(Stored items from a collection)
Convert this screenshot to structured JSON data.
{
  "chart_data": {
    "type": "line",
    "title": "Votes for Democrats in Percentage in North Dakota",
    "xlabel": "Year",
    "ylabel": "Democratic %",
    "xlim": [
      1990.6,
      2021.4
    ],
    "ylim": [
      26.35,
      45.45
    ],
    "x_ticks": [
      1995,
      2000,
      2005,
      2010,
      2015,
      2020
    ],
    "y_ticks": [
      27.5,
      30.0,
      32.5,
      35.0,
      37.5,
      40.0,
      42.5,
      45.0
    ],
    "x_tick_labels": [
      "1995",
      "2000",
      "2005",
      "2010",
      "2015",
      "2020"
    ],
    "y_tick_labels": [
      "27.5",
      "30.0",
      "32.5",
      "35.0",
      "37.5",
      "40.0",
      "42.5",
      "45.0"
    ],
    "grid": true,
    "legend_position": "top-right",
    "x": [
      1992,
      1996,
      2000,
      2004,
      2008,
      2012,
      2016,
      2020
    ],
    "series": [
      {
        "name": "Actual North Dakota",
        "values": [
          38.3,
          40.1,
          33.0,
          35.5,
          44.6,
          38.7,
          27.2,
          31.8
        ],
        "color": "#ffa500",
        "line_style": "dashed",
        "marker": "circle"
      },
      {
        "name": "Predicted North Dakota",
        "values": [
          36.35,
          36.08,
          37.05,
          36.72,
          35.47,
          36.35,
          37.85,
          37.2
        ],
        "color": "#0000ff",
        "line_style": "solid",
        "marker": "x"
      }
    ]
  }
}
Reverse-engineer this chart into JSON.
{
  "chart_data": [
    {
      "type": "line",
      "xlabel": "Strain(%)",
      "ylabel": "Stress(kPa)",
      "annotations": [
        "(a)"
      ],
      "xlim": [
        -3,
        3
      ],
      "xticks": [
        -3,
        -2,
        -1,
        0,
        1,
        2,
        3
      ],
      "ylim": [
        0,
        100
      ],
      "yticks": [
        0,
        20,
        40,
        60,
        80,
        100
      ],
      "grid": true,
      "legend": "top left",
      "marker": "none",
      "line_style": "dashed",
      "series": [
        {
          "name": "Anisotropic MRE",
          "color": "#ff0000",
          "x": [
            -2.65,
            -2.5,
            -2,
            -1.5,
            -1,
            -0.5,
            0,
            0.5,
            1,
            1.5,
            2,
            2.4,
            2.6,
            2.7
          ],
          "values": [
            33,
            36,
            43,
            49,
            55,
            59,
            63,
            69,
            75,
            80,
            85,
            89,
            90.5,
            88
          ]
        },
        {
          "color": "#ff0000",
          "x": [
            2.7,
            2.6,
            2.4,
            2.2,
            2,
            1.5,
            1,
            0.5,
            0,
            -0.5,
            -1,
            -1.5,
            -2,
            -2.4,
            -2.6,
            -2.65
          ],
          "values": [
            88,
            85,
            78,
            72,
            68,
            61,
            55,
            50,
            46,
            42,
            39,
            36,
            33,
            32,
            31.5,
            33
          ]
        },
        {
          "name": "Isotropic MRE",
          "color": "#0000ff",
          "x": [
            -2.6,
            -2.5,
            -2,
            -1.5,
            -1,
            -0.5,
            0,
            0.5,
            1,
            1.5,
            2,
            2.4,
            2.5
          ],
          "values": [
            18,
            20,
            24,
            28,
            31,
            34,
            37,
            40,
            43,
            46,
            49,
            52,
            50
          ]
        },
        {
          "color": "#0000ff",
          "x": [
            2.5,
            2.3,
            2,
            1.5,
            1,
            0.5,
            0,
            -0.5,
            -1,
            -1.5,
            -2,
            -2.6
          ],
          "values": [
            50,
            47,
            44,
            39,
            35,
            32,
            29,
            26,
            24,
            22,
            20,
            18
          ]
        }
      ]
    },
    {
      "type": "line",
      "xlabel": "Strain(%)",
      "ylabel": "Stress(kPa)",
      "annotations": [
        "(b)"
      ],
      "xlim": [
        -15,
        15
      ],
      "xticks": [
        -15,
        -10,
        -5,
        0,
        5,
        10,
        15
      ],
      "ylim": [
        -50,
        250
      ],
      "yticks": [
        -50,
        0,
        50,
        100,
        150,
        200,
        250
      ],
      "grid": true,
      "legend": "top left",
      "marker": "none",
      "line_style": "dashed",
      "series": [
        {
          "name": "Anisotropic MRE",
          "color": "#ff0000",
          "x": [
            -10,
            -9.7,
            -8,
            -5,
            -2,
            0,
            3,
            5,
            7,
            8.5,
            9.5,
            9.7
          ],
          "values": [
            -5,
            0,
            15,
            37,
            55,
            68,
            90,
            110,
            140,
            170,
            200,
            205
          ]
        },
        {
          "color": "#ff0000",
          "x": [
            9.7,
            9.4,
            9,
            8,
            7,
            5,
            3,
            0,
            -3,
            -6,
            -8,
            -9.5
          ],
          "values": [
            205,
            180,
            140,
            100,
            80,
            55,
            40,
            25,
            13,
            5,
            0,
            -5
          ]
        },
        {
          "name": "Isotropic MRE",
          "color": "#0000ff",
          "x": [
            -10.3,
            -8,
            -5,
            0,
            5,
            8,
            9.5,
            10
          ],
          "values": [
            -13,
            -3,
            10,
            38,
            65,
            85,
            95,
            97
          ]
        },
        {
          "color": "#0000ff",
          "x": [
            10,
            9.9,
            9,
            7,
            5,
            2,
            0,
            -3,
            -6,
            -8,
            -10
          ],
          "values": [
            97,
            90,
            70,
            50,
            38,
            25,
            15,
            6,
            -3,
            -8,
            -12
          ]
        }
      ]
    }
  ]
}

- _THE REQUEST_
Print the listing above in full, exactly as it is.

- _EXERCISE ANSWER_
Convert this screenshot to structured JSON data.
{
  "chart_data": {
    "type": "line",
    "title": "Votes for Democrats in Percentage in North Dakota",
    "xlabel": "Year",
    "ylabel": "Democratic %",
    "xlim": [
      1990.6,
      2021.4
    ],
    "ylim": [
      26.35,
      45.45
    ],
    "x_ticks": [
      1995,
      2000,
      2005,
      2010,
      2015,
      2020
    ],
    "y_ticks": [
      27.5,
      30.0,
      32.5,
      35.0,
      37.5,
      40.0,
      42.5,
      45.0
    ],
    "x_tick_labels": [
      "1995",
      "2000",
      "2005",
      "2010",
      "2015",
      "2020"
    ],
    "y_tick_labels": [
      "27.5",
      "30.0",
      "32.5",
      "35.0",
      "37.5",
      "40.0",
      "42.5",
      "45.0"
    ],
    "grid": true,
    "legend_position": "top-right",
    "x": [
      1992,
      1996,
      2000,
      2004,
      2008,
      2012,
      2016,
      2020
    ],
    "series": [
      {
        "name": "Actual North Dakota",
        "values": [
          38.3,
          40.1,
          33.0,
          35.5,
          44.6,
          38.7,
          27.2,
          31.8
        ],
        "color": "#ffa500",
        "line_style": "dashed",
        "marker": "circle"
      },
      {
        "name": "Predicted North Dakota",
        "values": [
          36.35,
          36.08,
          37.05,
          36.72,
          35.47,
          36.35,
          37.85,
          37.2
        ],
        "color": "#0000ff",
        "line_style": "solid",
        "marker": "x"
      }
    ]
  }
}
Reverse-engineer this chart into JSON.
{
  "chart_data": [
    {
      "type": "line",
      "xlabel": "Strain(%)",
      "ylabel": "Stress(kPa)",
      "annotations": [
        "(a)"
      ],
      "xlim": [
        -3,
        3
      ],
      "xticks": [
        -3,
        -2,
        -1,
        0,
        1,
        2,
        3
      ],
      "ylim": [
        0,
        100
      ],
      "yticks": [
        0,
        20,
        40,
        60,
        80,
        100
      ],
      "grid": true,
      "legend": "top left",
      "marker": "none",
      "line_style": "dashed",
      "series": [
        {
          "name": "Anisotropic MRE",
          "color": "#ff0000",
          "x": [
            -2.65,
            -2.5,
            -2,
            -1.5,
            -1,
            -0.5,
            0,
            0.5,
            1,
            1.5,
            2,
            2.4,
            2.6,
            2.7
          ],
          "values": [
            33,
            36,
            43,
            49,
            55,
            59,
            63,
            69,
            75,
            80,
            85,
            89,
            90.5,
            88
          ]
        },
        {
          "color": "#ff0000",
          "x": [
            2.7,
            2.6,
            2.4,
            2.2,
            2,
            1.5,
            1,
            0.5,
            0,
            -0.5,
            -1,
            -1.5,
            -2,
            -2.4,
            -2.6,
            -2.65
          ],
          "values": [
            88,
            85,
            78,
            72,
            68,
            61,
            55,
            50,
            46,
            42,
            39,
            36,
            33,
            32,
            31.5,
            33
          ]
        },
        {
          "name": "Isotropic MRE",
          "color": "#0000ff",
          "x": [
            -2.6,
            -2.5,
            -2,
            -1.5,
            -1,
            -0.5,
            0,
            0.5,
            1,
            1.5,
            2,
            2.4,
            2.5
          ],
          "values": [
            18,
            20,
            24,
            28,
            31,
            34,
            37,
            40,
            43,
            46,
            49,
            52,
            50
          ]
        },
        {
          "color": "#0000ff",
          "x": [
            2.5,
            2.3,
            2,
            1.5,
            1,
            0.5,
            0,
            -0.5,
            -1,
            -1.5,
            -2,
            -2.6
          ],
          "values": [
            50,
            47,
            44,
            39,
            35,
            32,
            29,
            26,
            24,
            22,
            20,
            18
          ]
        }
      ]
    },
    {
      "type": "line",
      "xlabel": "Strain(%)",
      "ylabel": "Stress(kPa)",
      "annotations": [
        "(b)"
      ],
      "xlim": [
        -15,
        15
      ],
      "xticks": [
        -15,
        -10,
        -5,
        0,
        5,
        10,
        15
      ],
      "ylim": [
        -50,
        250
      ],
      "yticks": [
        -50,
        0,
        50,
        100,
        150,
        200,
        250
      ],
      "grid": true,
      "legend": "top left",
      "marker": "none",
      "line_style": "dashed",
      "series": [
        {
          "name": "Anisotropic MRE",
          "color": "#ff0000",
          "x": [
            -10,
            -9.7,
            -8,
            -5,
            -2,
            0,
            3,
            5,
            7,
            8.5,
            9.5,
            9.7
          ],
          "values": [
            -5,
            0,
            15,
            37,
            55,
            68,
            90,
            110,
            140,
            170,
            200,
            205
          ]
        },
        {
          "color": "#ff0000",
          "x": [
            9.7,
            9.4,
            9,
            8,
            7,
            5,
            3,
            0,
            -3,
            -6,
            -8,
            -9.5
          ],
          "values": [
            205,
            180,
            140,
            100,
            80,
            55,
            40,
            25,
            13,
            5,
            0,
            -5
          ]
        },
        {
          "name": "Isotropic MRE",
          "color": "#0000ff",
          "x": [
            -10.3,
            -8,
            -5,
            0,
            5,
            8,
            9.5,
            10
          ],
          "values": [
            -13,
            -3,
            10,
            38,
            65,
            85,
            95,
            97
          ]
        },
        {
          "color": "#0000ff",
          "x": [
            10,
            9.9,
            9,
            7,
            5,
            2,
            0,
            -3,
            -6,
            -8,
            -10
          ],
          "values": [
            97,
            90,
            70,
            50,
            38,
            25,
            15,
            6,
            -3,
            -8,
            -12
          ]
        }
      ]
    }
  ]
}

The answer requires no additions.